** GIVEN INSTRUCTION **
Without the images, output each record below as it stands.
--- BEGIN LISTING ---
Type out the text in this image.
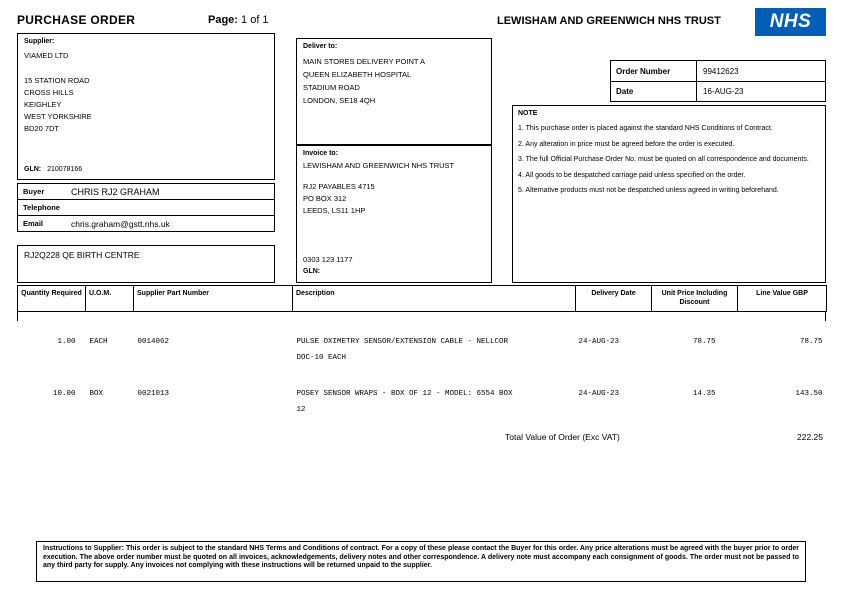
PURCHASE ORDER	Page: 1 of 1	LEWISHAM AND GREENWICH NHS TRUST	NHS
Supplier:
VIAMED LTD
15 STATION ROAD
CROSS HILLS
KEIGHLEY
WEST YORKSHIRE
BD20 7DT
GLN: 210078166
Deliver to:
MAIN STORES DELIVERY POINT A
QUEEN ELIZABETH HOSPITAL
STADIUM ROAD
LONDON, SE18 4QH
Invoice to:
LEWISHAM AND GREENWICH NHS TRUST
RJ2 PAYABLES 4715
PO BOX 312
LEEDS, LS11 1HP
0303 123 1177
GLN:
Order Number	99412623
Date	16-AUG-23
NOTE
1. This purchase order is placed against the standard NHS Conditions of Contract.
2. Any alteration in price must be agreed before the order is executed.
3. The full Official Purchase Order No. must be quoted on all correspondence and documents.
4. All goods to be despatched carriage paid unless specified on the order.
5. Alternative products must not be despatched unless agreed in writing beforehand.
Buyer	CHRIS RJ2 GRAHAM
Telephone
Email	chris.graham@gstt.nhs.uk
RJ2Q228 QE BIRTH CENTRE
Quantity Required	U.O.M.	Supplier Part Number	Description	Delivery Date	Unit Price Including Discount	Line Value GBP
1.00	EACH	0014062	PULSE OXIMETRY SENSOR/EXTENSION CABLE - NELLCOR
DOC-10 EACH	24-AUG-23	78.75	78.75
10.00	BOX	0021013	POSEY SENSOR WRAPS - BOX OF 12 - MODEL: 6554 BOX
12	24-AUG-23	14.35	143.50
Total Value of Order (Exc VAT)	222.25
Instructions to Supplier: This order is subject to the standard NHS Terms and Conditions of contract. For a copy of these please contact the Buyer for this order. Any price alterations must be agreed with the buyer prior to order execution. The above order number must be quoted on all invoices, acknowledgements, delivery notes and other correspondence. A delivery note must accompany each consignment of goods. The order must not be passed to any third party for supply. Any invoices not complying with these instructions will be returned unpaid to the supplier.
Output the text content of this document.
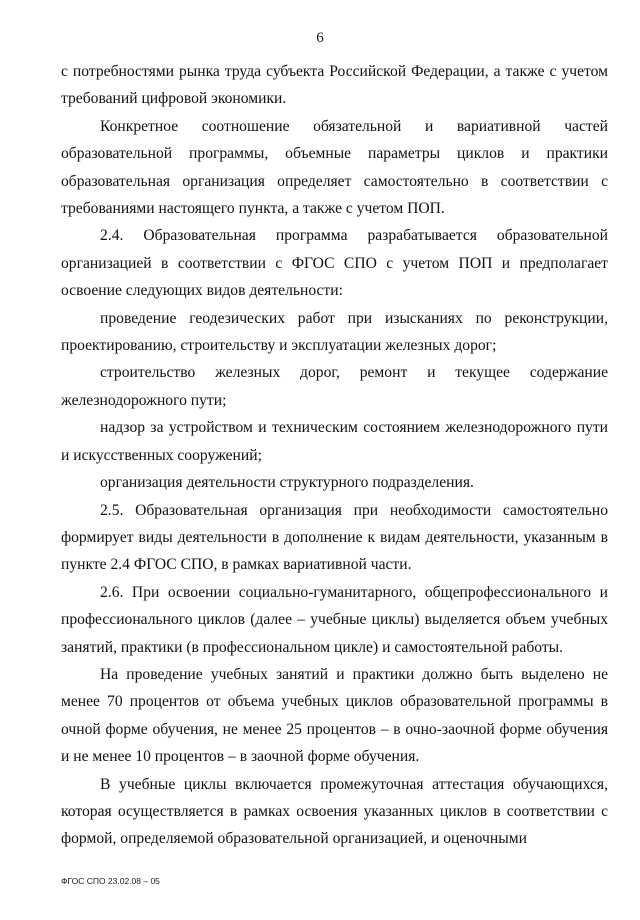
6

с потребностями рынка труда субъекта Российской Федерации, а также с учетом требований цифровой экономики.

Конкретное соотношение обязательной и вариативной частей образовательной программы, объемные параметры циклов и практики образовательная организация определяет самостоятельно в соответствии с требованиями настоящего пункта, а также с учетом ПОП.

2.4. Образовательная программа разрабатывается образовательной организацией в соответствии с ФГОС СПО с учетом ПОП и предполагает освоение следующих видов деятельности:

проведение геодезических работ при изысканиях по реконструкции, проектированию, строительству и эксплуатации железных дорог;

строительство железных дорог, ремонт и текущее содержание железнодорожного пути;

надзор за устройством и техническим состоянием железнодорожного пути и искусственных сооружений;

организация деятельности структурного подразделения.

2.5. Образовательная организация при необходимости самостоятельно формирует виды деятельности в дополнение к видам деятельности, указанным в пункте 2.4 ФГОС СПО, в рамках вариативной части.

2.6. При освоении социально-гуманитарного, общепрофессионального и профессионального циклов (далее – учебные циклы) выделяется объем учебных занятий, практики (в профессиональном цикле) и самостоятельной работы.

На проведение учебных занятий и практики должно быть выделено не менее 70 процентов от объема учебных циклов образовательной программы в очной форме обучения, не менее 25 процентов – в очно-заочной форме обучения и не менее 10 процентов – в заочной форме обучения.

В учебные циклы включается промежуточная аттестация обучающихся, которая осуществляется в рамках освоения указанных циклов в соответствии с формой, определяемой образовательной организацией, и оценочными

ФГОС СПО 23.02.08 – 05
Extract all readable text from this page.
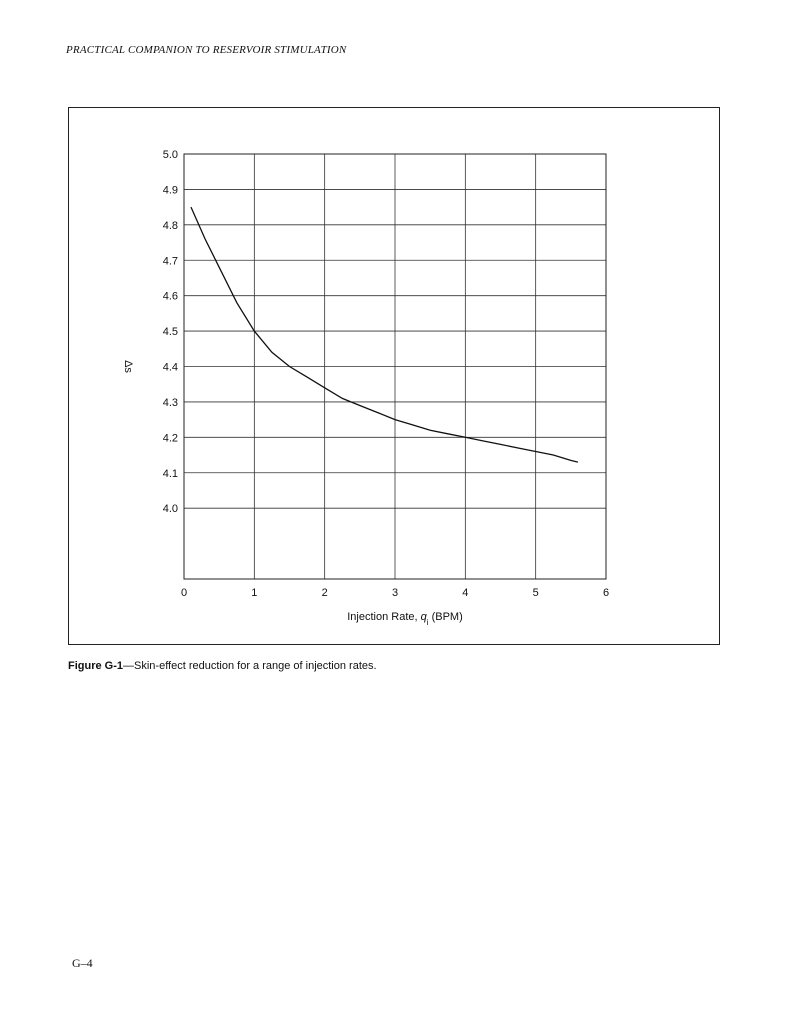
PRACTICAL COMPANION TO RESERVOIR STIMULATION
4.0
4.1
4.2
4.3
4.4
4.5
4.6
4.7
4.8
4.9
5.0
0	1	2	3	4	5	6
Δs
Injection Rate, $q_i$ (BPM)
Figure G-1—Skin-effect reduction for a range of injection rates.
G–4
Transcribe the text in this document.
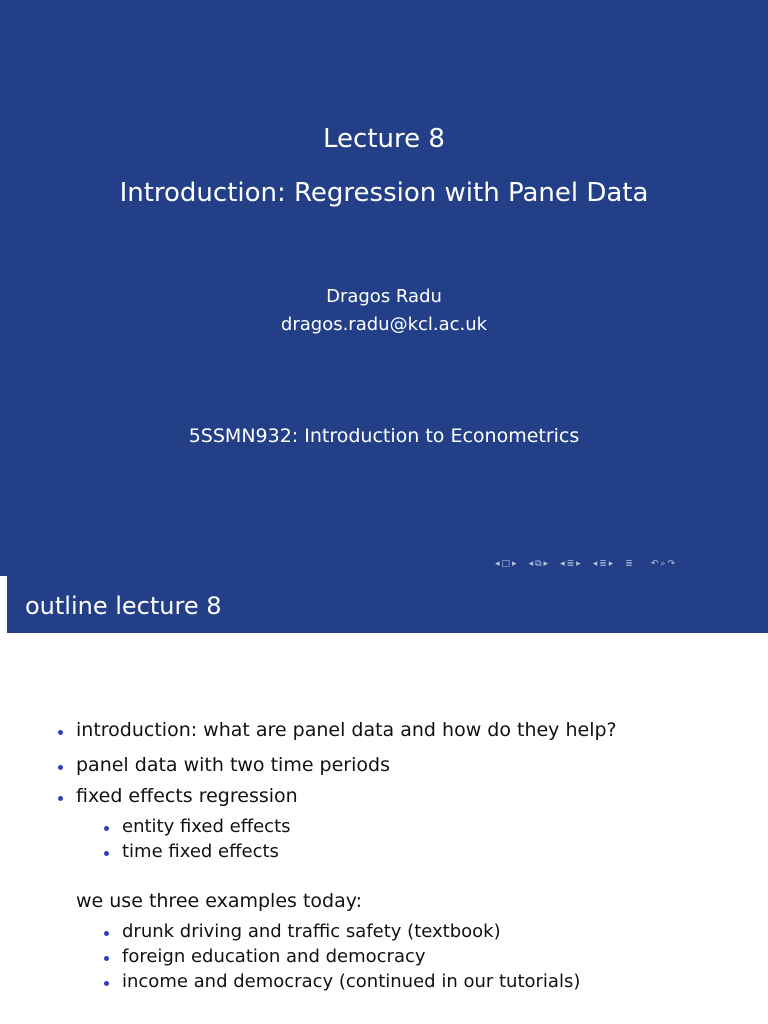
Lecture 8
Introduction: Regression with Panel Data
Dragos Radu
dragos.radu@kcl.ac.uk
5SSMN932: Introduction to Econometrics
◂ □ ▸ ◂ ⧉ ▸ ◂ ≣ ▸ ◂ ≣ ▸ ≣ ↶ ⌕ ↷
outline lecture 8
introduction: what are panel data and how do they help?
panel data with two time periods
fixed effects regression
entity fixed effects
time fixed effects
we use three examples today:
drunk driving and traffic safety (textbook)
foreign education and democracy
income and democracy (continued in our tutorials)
--- END LISTING ---
** RESPONSE TO THE EXERCISE **
Type out the text in this image.
PURCHASE ORDER	Page: 1 of 1	LEWISHAM AND GREENWICH NHS TRUST	NHS
Supplier:
VIAMED LTD
15 STATION ROAD
CROSS HILLS
KEIGHLEY
WEST YORKSHIRE
BD20 7DT
GLN: 210078166
Deliver to:
MAIN STORES DELIVERY POINT A
QUEEN ELIZABETH HOSPITAL
STADIUM ROAD
LONDON, SE18 4QH
Invoice to:
LEWISHAM AND GREENWICH NHS TRUST
RJ2 PAYABLES 4715
PO BOX 312
LEEDS, LS11 1HP
0303 123 1177
GLN:
Order Number	99412623
Date	16-AUG-23
NOTE
1. This purchase order is placed against the standard NHS Conditions of Contract.
2. Any alteration in price must be agreed before the order is executed.
3. The full Official Purchase Order No. must be quoted on all correspondence and documents.
4. All goods to be despatched carriage paid unless specified on the order.
5. Alternative products must not be despatched unless agreed in writing beforehand.
Buyer	CHRIS RJ2 GRAHAM
Telephone
Email	chris.graham@gstt.nhs.uk
RJ2Q228 QE BIRTH CENTRE
Quantity Required	U.O.M.	Supplier Part Number	Description	Delivery Date	Unit Price Including Discount	Line Value GBP
1.00	EACH	0014062	PULSE OXIMETRY SENSOR/EXTENSION CABLE - NELLCOR
DOC-10 EACH	24-AUG-23	78.75	78.75
10.00	BOX	0021013	POSEY SENSOR WRAPS - BOX OF 12 - MODEL: 6554 BOX
12	24-AUG-23	14.35	143.50
Total Value of Order (Exc VAT)	222.25
Instructions to Supplier: This order is subject to the standard NHS Terms and Conditions of contract. For a copy of these please contact the Buyer for this order. Any price alterations must be agreed with the buyer prior to order execution. The above order number must be quoted on all invoices, acknowledgements, delivery notes and other correspondence. A delivery note must accompany each consignment of goods. The order must not be passed to any third party for supply. Any invoices not complying with these instructions will be returned unpaid to the supplier.
Output the text content of this document.
6

с потребностями рынка труда субъекта Российской Федерации, а также с учетом требований цифровой экономики.

Конкретное соотношение обязательной и вариативной частей образовательной программы, объемные параметры циклов и практики образовательная организация определяет самостоятельно в соответствии с требованиями настоящего пункта, а также с учетом ПОП.

2.4. Образовательная программа разрабатывается образовательной организацией в соответствии с ФГОС СПО с учетом ПОП и предполагает освоение следующих видов деятельности:

проведение геодезических работ при изысканиях по реконструкции, проектированию, строительству и эксплуатации железных дорог;

строительство железных дорог, ремонт и текущее содержание железнодорожного пути;

надзор за устройством и техническим состоянием железнодорожного пути и искусственных сооружений;

организация деятельности структурного подразделения.

2.5. Образовательная организация при необходимости самостоятельно формирует виды деятельности в дополнение к видам деятельности, указанным в пункте 2.4 ФГОС СПО, в рамках вариативной части.

2.6. При освоении социально-гуманитарного, общепрофессионального и профессионального циклов (далее – учебные циклы) выделяется объем учебных занятий, практики (в профессиональном цикле) и самостоятельной работы.

На проведение учебных занятий и практики должно быть выделено не менее 70 процентов от объема учебных циклов образовательной программы в очной форме обучения, не менее 25 процентов – в очно-заочной форме обучения и не менее 10 процентов – в заочной форме обучения.

В учебные циклы включается промежуточная аттестация обучающихся, которая осуществляется в рамках освоения указанных циклов в соответствии с формой, определяемой образовательной организацией, и оценочными

ФГОС СПО 23.02.08 – 05
Extract all readable text from this page.
PRACTICAL COMPANION TO RESERVOIR STIMULATION
4.0
4.1
4.2
4.3
4.4
4.5
4.6
4.7
4.8
4.9
5.0
0	1	2	3	4	5	6
Δs
Injection Rate, $q_i$ (BPM)
Figure G-1—Skin-effect reduction for a range of injection rates.
G–4
Transcribe the text in this document.
Lecture 8
Introduction: Regression with Panel Data
Dragos Radu
dragos.radu@kcl.ac.uk
5SSMN932: Introduction to Econometrics
◂ □ ▸ ◂ ⧉ ▸ ◂ ≣ ▸ ◂ ≣ ▸ ≣ ↶ ⌕ ↷
outline lecture 8
introduction: what are panel data and how do they help?
panel data with two time periods
fixed effects regression
entity fixed effects
time fixed effects
we use three examples today:
drunk driving and traffic safety (textbook)
foreign education and democracy
income and democracy (continued in our tutorials)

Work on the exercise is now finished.